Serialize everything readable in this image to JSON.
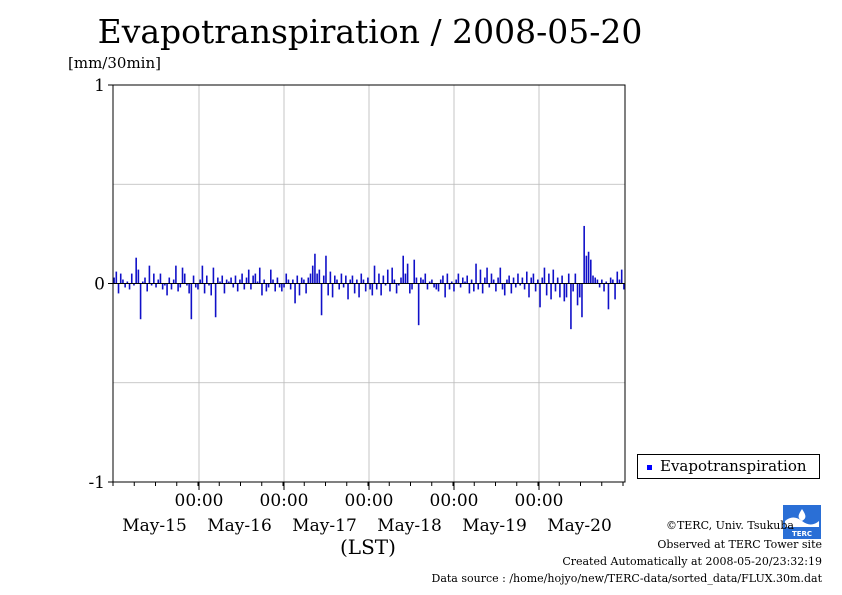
{
  "chart_data": {
    "type": "bar",
    "title": "Evapotranspiration / 2008-05-20",
    "ylabel": "[mm/30min]",
    "xlabel": "(LST)",
    "ylim": [
      -1,
      1
    ],
    "yticks": [
      "1",
      "0",
      "-1"
    ],
    "time_ticks": [
      "00:00",
      "00:00",
      "00:00",
      "00:00",
      "00:00"
    ],
    "date_ticks": [
      "May-15",
      "May-16",
      "May-17",
      "May-18",
      "May-19",
      "May-20"
    ],
    "legend": "top-right",
    "grid": true,
    "series": [
      {
        "name": "Evapotranspiration",
        "color": "#1010c8",
        "values": [
          0.03,
          0.06,
          -0.05,
          0.05,
          0.02,
          -0.02,
          0.01,
          -0.03,
          0.05,
          -0.01,
          0.13,
          0.07,
          -0.18,
          0.01,
          0.03,
          -0.04,
          0.09,
          -0.01,
          0.05,
          -0.02,
          0.02,
          0.05,
          -0.03,
          -0.01,
          -0.06,
          0.03,
          -0.03,
          0.02,
          0.09,
          -0.04,
          -0.02,
          0.08,
          0.05,
          -0.01,
          -0.05,
          -0.18,
          0.04,
          -0.02,
          -0.03,
          0.02,
          0.09,
          -0.05,
          0.04,
          -0.01,
          -0.06,
          0.08,
          -0.17,
          0.03,
          0.01,
          0.04,
          -0.05,
          0.02,
          0.01,
          0.03,
          -0.02,
          0.04,
          -0.04,
          0.02,
          0.05,
          -0.03,
          0.03,
          0.07,
          -0.03,
          0.04,
          0.05,
          0.01,
          0.08,
          -0.06,
          0.02,
          -0.04,
          -0.02,
          0.07,
          0.02,
          -0.04,
          0.03,
          -0.02,
          -0.04,
          -0.02,
          0.05,
          0.02,
          -0.03,
          0.02,
          -0.1,
          0.04,
          -0.06,
          0.03,
          0.02,
          -0.05,
          0.03,
          0.05,
          0.09,
          0.15,
          0.05,
          0.07,
          -0.16,
          0.04,
          0.14,
          -0.06,
          0.06,
          -0.07,
          0.04,
          0.02,
          -0.03,
          0.05,
          -0.02,
          0.04,
          -0.08,
          0.02,
          0.04,
          -0.05,
          0.02,
          -0.07,
          0.05,
          0.02,
          -0.04,
          0.03,
          -0.03,
          -0.06,
          0.09,
          -0.03,
          0.05,
          -0.06,
          0.04,
          -0.01,
          0.07,
          -0.04,
          0.08,
          0.02,
          -0.05,
          -0.01,
          0.03,
          0.14,
          0.05,
          0.1,
          -0.05,
          -0.03,
          0.12,
          0.03,
          -0.21,
          0.03,
          0.02,
          0.05,
          -0.03,
          0.01,
          0.02,
          -0.02,
          -0.03,
          -0.04,
          0.02,
          0.04,
          -0.07,
          0.05,
          -0.03,
          0.01,
          -0.04,
          0.02,
          0.05,
          -0.02,
          0.03,
          0.01,
          0.04,
          -0.05,
          0.02,
          -0.04,
          0.1,
          -0.03,
          0.07,
          -0.05,
          0.03,
          0.08,
          -0.02,
          0.05,
          0.02,
          -0.04,
          0.03,
          0.08,
          -0.03,
          -0.06,
          0.02,
          0.04,
          -0.05,
          0.03,
          -0.02,
          0.05,
          -0.01,
          0.03,
          -0.03,
          0.06,
          -0.07,
          0.03,
          0.05,
          -0.04,
          0.02,
          -0.12,
          0.03,
          0.08,
          -0.06,
          0.05,
          -0.08,
          0.07,
          -0.04,
          0.03,
          -0.07,
          0.04,
          -0.09,
          -0.07,
          0.05,
          -0.23,
          -0.04,
          0.05,
          -0.11,
          -0.07,
          -0.17,
          0.29,
          0.14,
          0.16,
          0.12,
          0.04,
          0.03,
          0.02,
          -0.02,
          0.02,
          -0.04,
          0.01,
          -0.13,
          0.03,
          0.02,
          -0.08,
          0.06,
          0.02,
          0.07,
          -0.03
        ]
      }
    ]
  },
  "footer": {
    "copyright": "©TERC, Univ. Tsukuba",
    "observed": "Observed at TERC Tower site",
    "created": "Created Automatically at 2008-05-20/23:32:19",
    "source": "Data source : /home/hojyo/new/TERC-data/sorted_data/FLUX.30m.dat"
  },
  "logo_text": "TERC"
}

• • • • • • •

» **DESCRIPTION OF THE TASK**: Except for the pictures, give all the material above again verbatim.

» **ANSWER TO THIS TASK**:
Serialize everything readable in this image to JSON.
{
  "chart_data": {
    "type": "bar",
    "title": "Evapotranspiration / 2008-05-20",
    "ylabel": "[mm/30min]",
    "xlabel": "(LST)",
    "ylim": [
      -1,
      1
    ],
    "yticks": [
      "1",
      "0",
      "-1"
    ],
    "time_ticks": [
      "00:00",
      "00:00",
      "00:00",
      "00:00",
      "00:00"
    ],
    "date_ticks": [
      "May-15",
      "May-16",
      "May-17",
      "May-18",
      "May-19",
      "May-20"
    ],
    "legend": "top-right",
    "grid": true,
    "series": [
      {
        "name": "Evapotranspiration",
        "color": "#1010c8",
        "values": [
          0.03,
          0.06,
          -0.05,
          0.05,
          0.02,
          -0.02,
          0.01,
          -0.03,
          0.05,
          -0.01,
          0.13,
          0.07,
          -0.18,
          0.01,
          0.03,
          -0.04,
          0.09,
          -0.01,
          0.05,
          -0.02,
          0.02,
          0.05,
          -0.03,
          -0.01,
          -0.06,
          0.03,
          -0.03,
          0.02,
          0.09,
          -0.04,
          -0.02,
          0.08,
          0.05,
          -0.01,
          -0.05,
          -0.18,
          0.04,
          -0.02,
          -0.03,
          0.02,
          0.09,
          -0.05,
          0.04,
          -0.01,
          -0.06,
          0.08,
          -0.17,
          0.03,
          0.01,
          0.04,
          -0.05,
          0.02,
          0.01,
          0.03,
          -0.02,
          0.04,
          -0.04,
          0.02,
          0.05,
          -0.03,
          0.03,
          0.07,
          -0.03,
          0.04,
          0.05,
          0.01,
          0.08,
          -0.06,
          0.02,
          -0.04,
          -0.02,
          0.07,
          0.02,
          -0.04,
          0.03,
          -0.02,
          -0.04,
          -0.02,
          0.05,
          0.02,
          -0.03,
          0.02,
          -0.1,
          0.04,
          -0.06,
          0.03,
          0.02,
          -0.05,
          0.03,
          0.05,
          0.09,
          0.15,
          0.05,
          0.07,
          -0.16,
          0.04,
          0.14,
          -0.06,
          0.06,
          -0.07,
          0.04,
          0.02,
          -0.03,
          0.05,
          -0.02,
          0.04,
          -0.08,
          0.02,
          0.04,
          -0.05,
          0.02,
          -0.07,
          0.05,
          0.02,
          -0.04,
          0.03,
          -0.03,
          -0.06,
          0.09,
          -0.03,
          0.05,
          -0.06,
          0.04,
          -0.01,
          0.07,
          -0.04,
          0.08,
          0.02,
          -0.05,
          -0.01,
          0.03,
          0.14,
          0.05,
          0.1,
          -0.05,
          -0.03,
          0.12,
          0.03,
          -0.21,
          0.03,
          0.02,
          0.05,
          -0.03,
          0.01,
          0.02,
          -0.02,
          -0.03,
          -0.04,
          0.02,
          0.04,
          -0.07,
          0.05,
          -0.03,
          0.01,
          -0.04,
          0.02,
          0.05,
          -0.02,
          0.03,
          0.01,
          0.04,
          -0.05,
          0.02,
          -0.04,
          0.1,
          -0.03,
          0.07,
          -0.05,
          0.03,
          0.08,
          -0.02,
          0.05,
          0.02,
          -0.04,
          0.03,
          0.08,
          -0.03,
          -0.06,
          0.02,
          0.04,
          -0.05,
          0.03,
          -0.02,
          0.05,
          -0.01,
          0.03,
          -0.03,
          0.06,
          -0.07,
          0.03,
          0.05,
          -0.04,
          0.02,
          -0.12,
          0.03,
          0.08,
          -0.06,
          0.05,
          -0.08,
          0.07,
          -0.04,
          0.03,
          -0.07,
          0.04,
          -0.09,
          -0.07,
          0.05,
          -0.23,
          -0.04,
          0.05,
          -0.11,
          -0.07,
          -0.17,
          0.29,
          0.14,
          0.16,
          0.12,
          0.04,
          0.03,
          0.02,
          -0.02,
          0.02,
          -0.04,
          0.01,
          -0.13,
          0.03,
          0.02,
          -0.08,
          0.06,
          0.02,
          0.07,
          -0.03
        ]
      }
    ]
  },
  "footer": {
    "copyright": "©TERC, Univ. Tsukuba",
    "observed": "Observed at TERC Tower site",
    "created": "Created Automatically at 2008-05-20/23:32:19",
    "source": "Data source : /home/hojyo/new/TERC-data/sorted_data/FLUX.30m.dat"
  },
  "logo_text": "TERC"
}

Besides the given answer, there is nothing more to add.